Problem to solve:
Pull out every line with the word "鹳鱼石斧彩陶缸" from the entries below.

[Collected data entries]
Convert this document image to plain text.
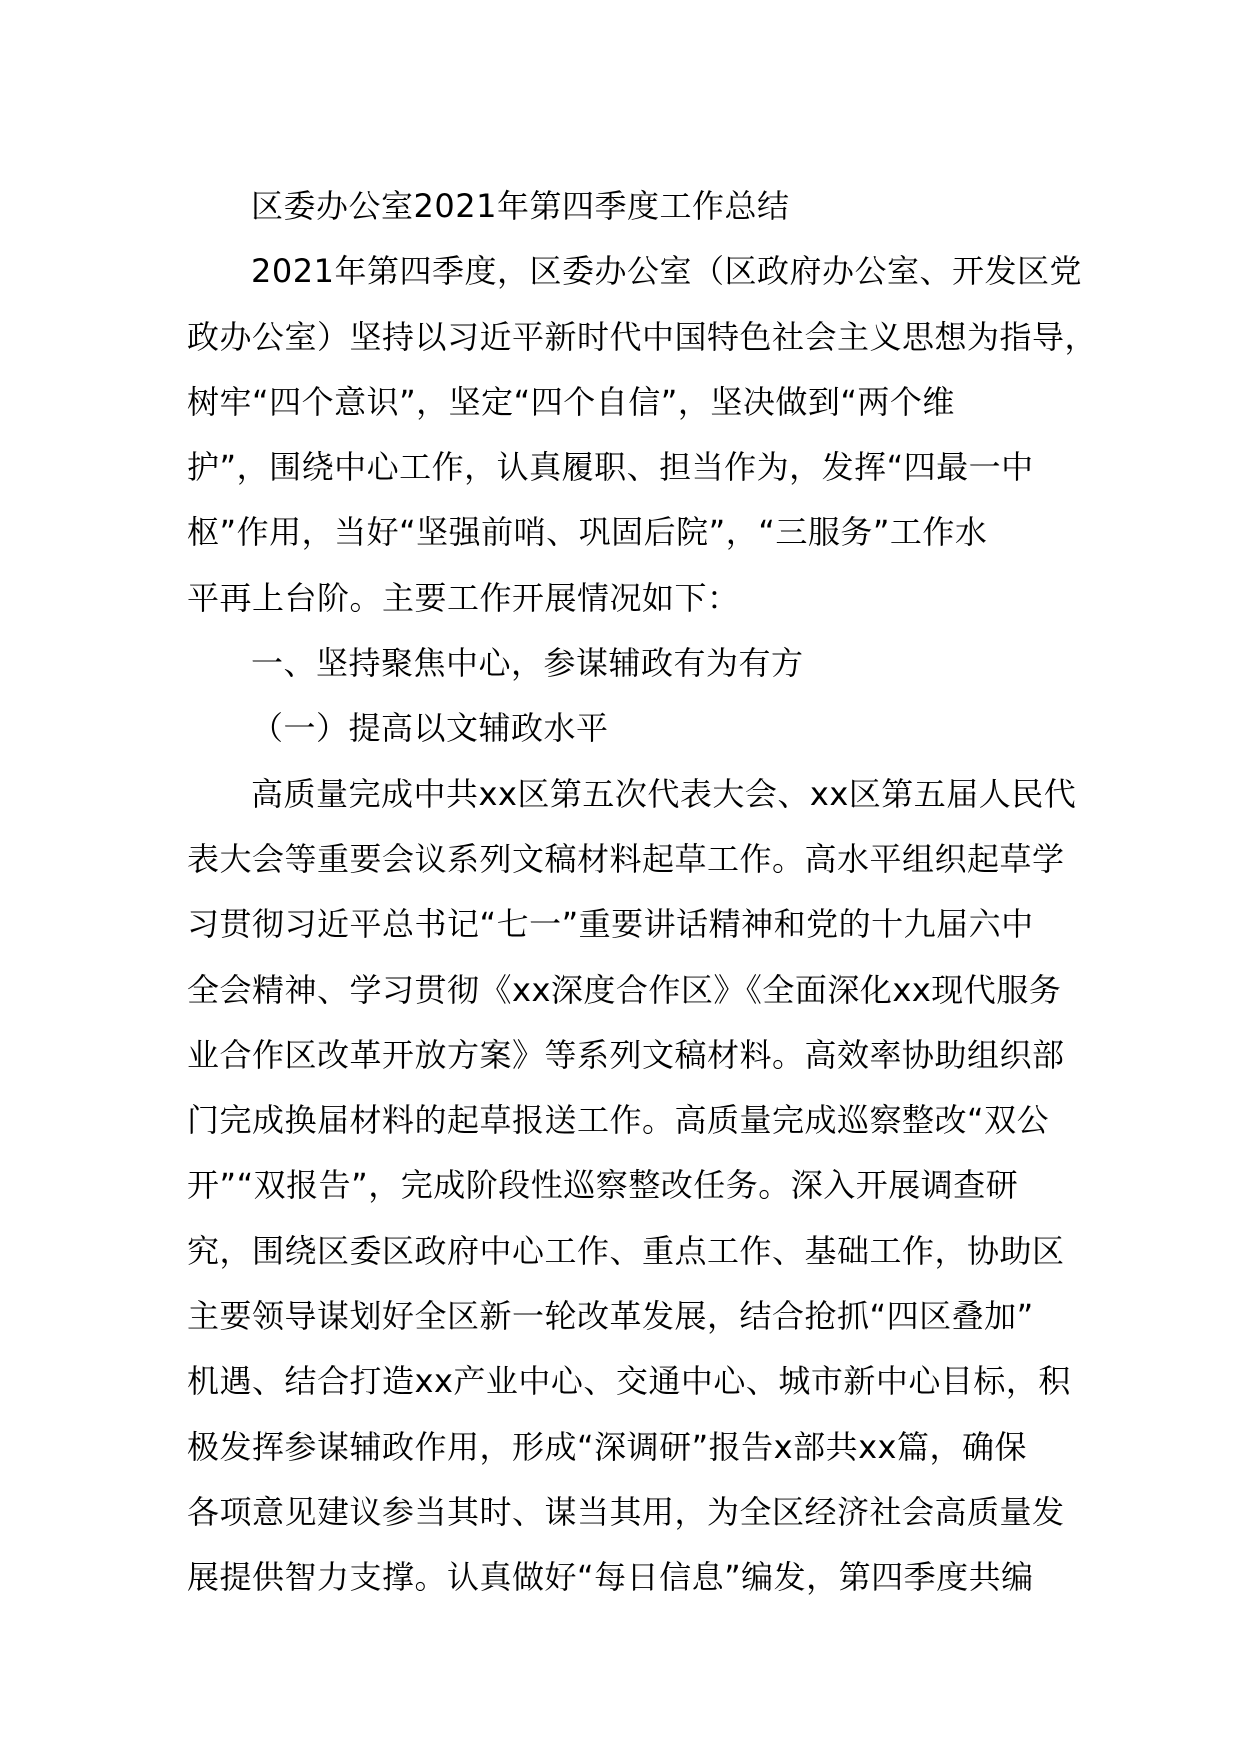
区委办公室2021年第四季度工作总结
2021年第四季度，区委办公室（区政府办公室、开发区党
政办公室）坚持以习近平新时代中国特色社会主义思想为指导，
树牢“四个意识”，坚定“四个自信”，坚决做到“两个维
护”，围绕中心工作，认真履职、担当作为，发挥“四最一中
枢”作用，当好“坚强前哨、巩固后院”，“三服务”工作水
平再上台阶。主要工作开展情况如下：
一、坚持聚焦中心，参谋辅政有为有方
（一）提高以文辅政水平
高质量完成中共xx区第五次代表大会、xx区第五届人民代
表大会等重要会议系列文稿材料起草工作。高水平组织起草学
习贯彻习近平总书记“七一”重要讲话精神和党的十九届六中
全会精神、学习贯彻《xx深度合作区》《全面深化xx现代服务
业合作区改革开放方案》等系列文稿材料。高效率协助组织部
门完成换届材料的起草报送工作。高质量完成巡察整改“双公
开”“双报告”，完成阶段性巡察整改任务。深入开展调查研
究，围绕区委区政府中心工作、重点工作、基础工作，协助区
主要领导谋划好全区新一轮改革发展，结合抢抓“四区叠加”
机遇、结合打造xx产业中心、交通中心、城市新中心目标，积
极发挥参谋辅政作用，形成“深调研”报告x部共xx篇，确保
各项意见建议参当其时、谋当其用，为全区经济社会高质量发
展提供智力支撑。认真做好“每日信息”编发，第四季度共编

--

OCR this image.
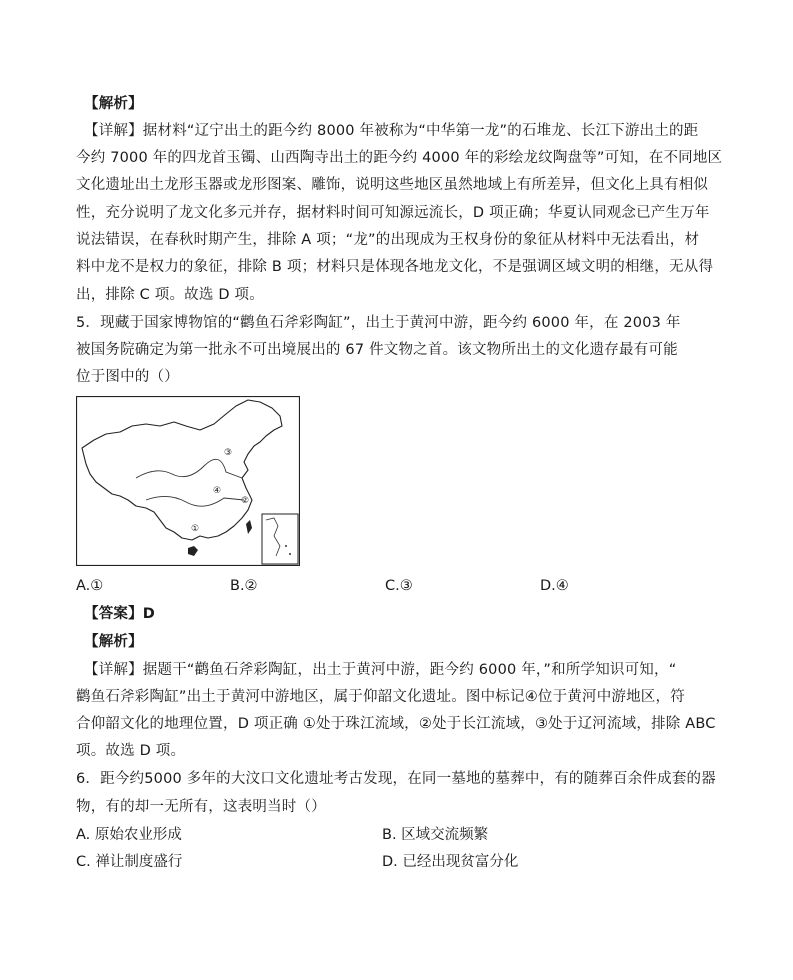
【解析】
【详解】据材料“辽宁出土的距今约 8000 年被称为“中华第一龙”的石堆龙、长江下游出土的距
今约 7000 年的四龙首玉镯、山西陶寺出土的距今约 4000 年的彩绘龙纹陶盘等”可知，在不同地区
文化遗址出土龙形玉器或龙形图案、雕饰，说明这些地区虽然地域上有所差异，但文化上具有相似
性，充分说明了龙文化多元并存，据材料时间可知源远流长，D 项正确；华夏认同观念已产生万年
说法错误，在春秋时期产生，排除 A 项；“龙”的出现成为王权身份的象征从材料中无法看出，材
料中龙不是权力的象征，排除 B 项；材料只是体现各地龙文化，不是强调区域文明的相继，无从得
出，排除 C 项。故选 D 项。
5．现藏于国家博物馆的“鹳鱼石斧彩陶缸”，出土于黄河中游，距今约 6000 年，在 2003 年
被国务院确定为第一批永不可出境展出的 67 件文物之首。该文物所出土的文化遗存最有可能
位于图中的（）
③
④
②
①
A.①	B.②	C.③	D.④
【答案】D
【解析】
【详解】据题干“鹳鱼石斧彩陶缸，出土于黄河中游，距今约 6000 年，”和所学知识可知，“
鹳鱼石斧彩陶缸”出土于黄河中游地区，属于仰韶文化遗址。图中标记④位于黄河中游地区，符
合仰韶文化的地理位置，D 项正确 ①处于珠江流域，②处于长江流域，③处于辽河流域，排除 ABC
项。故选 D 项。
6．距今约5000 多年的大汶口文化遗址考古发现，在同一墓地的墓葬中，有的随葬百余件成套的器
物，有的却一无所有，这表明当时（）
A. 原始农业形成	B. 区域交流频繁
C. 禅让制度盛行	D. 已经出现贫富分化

Result:
5．现藏于国家博物馆的“鹳鱼石斧彩陶缸”，出土于黄河中游，距今约 6000 年，在 2003 年
【详解】据题干“鹳鱼石斧彩陶缸，出土于黄河中游，距今约 6000 年，”和所学知识可知，“
鹳鱼石斧彩陶缸”出土于黄河中游地区，属于仰韶文化遗址。图中标记④位于黄河中游地区，符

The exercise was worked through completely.